What is being asked
Read the material below and tally how many lines hold the word "document", giving the number and nothing else.

┄┄┄┄┄┄

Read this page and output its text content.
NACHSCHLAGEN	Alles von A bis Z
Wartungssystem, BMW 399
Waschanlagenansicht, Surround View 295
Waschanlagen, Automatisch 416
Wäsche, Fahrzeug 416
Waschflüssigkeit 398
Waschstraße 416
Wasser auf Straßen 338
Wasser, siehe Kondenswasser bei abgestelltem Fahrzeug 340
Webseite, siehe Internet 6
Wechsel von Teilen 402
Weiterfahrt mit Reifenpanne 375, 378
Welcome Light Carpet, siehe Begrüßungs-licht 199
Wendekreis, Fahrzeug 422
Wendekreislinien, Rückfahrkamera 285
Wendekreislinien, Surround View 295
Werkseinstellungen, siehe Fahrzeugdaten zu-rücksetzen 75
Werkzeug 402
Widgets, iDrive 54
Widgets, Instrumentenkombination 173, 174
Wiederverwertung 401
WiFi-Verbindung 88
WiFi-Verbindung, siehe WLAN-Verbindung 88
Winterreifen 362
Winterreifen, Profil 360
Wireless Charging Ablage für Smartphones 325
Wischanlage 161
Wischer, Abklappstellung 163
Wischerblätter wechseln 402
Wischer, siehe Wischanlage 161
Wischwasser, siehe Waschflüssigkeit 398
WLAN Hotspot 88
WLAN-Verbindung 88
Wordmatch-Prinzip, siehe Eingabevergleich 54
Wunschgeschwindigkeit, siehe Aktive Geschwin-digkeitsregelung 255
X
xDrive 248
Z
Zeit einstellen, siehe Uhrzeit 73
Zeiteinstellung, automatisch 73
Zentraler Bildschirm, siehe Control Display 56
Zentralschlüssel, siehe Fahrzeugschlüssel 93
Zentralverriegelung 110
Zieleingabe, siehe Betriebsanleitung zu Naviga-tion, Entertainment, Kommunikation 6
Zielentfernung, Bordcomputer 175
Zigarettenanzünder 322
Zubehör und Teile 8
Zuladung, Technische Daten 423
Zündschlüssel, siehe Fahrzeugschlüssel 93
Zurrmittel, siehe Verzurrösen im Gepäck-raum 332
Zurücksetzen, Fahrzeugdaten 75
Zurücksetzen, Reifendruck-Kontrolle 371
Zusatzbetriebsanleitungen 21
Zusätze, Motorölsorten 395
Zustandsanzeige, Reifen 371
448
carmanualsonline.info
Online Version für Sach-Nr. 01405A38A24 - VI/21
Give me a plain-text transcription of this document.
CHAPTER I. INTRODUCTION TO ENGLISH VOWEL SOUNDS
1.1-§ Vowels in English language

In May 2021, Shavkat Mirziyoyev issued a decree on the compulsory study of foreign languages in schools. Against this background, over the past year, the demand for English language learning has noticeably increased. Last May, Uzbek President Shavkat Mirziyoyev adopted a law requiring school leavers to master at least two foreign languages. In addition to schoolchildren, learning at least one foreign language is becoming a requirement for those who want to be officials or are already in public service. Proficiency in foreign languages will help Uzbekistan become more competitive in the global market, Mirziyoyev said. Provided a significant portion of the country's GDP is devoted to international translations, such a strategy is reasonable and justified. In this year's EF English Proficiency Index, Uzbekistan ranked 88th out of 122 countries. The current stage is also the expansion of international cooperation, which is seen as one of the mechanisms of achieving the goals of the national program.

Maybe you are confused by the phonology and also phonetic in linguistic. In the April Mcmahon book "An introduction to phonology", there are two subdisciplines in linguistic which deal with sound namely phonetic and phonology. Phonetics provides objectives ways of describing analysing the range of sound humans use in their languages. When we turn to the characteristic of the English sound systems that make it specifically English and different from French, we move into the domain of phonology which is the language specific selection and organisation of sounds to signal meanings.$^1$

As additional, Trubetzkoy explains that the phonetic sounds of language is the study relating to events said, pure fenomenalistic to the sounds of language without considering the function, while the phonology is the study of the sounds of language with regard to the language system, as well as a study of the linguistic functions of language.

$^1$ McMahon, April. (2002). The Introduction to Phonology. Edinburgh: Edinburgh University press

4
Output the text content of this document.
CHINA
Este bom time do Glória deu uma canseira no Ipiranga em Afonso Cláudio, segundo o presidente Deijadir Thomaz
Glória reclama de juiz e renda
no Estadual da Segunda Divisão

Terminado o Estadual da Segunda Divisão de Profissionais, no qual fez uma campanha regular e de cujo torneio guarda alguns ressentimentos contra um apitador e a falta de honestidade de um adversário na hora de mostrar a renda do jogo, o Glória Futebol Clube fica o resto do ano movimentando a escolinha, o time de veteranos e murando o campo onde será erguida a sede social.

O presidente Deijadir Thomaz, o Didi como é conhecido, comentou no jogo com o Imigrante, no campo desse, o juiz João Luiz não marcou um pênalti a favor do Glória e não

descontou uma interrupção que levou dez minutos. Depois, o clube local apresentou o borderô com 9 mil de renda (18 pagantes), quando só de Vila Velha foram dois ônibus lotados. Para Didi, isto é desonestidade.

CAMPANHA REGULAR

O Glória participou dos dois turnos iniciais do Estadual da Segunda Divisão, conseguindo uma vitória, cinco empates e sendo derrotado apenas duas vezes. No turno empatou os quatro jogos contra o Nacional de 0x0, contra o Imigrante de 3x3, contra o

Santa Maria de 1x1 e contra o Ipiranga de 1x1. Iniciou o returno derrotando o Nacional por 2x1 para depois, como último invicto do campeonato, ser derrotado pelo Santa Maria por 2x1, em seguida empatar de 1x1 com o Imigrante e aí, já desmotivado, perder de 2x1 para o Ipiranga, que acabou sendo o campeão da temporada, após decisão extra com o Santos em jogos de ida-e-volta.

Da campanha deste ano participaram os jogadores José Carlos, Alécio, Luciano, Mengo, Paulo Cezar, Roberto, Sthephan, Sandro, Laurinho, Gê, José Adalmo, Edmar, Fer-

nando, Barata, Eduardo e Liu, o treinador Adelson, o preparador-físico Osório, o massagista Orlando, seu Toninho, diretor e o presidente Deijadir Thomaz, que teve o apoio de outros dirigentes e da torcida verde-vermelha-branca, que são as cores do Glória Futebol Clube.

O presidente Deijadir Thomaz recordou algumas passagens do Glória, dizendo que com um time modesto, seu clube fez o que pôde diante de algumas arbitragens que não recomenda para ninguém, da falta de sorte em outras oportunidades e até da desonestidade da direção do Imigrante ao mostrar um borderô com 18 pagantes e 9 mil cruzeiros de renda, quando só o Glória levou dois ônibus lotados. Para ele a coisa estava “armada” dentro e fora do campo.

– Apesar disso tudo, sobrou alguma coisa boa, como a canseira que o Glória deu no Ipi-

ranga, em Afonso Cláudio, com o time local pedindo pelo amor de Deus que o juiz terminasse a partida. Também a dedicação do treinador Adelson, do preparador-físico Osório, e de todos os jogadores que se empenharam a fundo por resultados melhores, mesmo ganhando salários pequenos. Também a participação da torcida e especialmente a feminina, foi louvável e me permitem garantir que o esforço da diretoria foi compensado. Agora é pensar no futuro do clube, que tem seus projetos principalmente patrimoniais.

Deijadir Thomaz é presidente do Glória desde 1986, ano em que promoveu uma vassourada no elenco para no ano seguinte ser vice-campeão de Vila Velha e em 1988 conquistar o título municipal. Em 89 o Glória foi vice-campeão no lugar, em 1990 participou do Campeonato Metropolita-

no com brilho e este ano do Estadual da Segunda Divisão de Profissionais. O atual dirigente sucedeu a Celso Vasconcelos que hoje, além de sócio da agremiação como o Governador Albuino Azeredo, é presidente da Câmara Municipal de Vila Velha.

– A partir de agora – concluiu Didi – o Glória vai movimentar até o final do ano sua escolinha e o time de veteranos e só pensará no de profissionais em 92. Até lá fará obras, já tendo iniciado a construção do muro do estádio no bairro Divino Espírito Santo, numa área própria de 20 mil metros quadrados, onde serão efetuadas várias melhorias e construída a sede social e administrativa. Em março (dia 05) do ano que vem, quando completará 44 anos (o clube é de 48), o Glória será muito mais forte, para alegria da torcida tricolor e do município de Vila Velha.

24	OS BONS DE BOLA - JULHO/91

┄┄┄┄┄┄

Response to this exercise
2